* [Data entries]
>>>>
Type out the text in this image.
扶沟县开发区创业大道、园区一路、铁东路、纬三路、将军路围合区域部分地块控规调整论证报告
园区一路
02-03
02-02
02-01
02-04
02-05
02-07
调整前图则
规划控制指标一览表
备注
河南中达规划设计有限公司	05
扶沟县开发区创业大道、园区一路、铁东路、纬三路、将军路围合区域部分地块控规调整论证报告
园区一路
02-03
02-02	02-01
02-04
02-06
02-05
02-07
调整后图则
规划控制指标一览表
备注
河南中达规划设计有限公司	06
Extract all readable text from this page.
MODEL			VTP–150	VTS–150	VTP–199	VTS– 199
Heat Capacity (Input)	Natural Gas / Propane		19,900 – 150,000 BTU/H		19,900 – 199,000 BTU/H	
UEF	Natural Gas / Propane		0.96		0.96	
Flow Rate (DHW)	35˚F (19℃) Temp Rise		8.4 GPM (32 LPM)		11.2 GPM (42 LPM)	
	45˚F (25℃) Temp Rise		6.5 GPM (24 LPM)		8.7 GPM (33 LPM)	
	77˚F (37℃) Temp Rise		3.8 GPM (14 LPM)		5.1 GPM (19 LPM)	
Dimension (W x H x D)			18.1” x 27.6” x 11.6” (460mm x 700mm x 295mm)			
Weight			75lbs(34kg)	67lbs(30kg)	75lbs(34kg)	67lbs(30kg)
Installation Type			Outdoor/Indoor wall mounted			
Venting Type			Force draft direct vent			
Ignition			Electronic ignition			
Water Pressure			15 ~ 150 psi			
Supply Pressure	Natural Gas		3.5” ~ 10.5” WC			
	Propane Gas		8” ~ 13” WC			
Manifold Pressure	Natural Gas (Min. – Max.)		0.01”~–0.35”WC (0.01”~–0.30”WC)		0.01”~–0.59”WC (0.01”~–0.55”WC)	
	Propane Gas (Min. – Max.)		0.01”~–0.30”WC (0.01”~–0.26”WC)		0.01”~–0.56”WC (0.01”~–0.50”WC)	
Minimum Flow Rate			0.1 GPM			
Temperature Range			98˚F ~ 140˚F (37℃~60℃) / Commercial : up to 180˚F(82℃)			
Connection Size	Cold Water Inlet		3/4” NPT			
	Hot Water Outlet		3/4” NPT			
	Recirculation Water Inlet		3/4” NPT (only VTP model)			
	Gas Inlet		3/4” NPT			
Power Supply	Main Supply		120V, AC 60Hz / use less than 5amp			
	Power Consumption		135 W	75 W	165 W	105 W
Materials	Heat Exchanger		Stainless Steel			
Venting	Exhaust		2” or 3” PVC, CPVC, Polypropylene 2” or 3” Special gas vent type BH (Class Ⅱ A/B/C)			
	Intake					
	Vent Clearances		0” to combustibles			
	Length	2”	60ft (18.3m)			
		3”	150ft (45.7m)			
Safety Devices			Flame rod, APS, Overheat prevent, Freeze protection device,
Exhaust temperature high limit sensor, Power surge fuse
<<<<
Take every line from the data above that holds "Propane" and copy it out.

Heat Capacity (Input)	Natural Gas / Propane		19,900 – 150,000 BTU/H		19,900 – 199,000 BTU/H	
UEF	Natural Gas / Propane		0.96		0.96	
	Propane Gas		8” ~ 13” WC			
	Propane Gas (Min. – Max.)		0.01”~–0.30”WC (0.01”~–0.26”WC)		0.01”~–0.56”WC (0.01”~–0.50”WC)	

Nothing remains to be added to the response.